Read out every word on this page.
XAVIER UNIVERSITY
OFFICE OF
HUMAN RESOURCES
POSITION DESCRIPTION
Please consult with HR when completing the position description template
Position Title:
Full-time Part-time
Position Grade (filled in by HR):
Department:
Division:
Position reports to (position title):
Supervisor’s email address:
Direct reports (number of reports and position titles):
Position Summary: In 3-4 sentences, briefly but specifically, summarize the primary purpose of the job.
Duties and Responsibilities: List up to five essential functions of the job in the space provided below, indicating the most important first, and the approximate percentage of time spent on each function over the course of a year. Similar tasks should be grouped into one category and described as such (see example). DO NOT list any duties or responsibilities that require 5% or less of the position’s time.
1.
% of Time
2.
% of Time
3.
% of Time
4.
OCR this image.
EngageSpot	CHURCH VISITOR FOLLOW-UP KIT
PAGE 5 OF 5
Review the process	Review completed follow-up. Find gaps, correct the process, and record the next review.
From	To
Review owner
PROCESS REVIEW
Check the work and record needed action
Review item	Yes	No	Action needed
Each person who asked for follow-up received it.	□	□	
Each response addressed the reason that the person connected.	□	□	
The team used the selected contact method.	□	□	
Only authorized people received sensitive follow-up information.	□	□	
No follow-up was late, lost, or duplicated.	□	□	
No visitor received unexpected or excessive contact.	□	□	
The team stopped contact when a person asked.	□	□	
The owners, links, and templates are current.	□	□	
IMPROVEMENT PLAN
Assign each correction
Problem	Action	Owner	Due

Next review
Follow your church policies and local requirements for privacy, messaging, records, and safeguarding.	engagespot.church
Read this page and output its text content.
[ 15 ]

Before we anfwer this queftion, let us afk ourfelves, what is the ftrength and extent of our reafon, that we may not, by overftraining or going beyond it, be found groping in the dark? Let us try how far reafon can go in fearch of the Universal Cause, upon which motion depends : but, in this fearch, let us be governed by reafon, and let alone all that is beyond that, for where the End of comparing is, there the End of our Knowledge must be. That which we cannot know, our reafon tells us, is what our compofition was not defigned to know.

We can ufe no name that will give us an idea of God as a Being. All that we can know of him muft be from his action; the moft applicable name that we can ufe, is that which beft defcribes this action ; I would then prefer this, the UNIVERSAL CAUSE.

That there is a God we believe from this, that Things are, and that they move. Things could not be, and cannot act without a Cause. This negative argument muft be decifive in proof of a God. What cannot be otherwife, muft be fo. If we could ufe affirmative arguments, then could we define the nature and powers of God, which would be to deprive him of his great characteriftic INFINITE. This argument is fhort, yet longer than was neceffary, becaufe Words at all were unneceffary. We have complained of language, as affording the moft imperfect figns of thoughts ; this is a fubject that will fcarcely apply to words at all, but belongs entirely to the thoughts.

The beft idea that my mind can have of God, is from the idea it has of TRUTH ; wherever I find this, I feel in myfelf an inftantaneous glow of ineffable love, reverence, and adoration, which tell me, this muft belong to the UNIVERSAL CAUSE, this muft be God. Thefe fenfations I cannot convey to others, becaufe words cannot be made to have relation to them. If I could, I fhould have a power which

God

** Given task **
Check each line above for the string "person" and show the ones that have it.

** Correct output **
Each person who asked for follow-up received it.	□	□	
Each response addressed the reason that the person connected.	□	□	
The team stopped contact when a person asked.	□	□	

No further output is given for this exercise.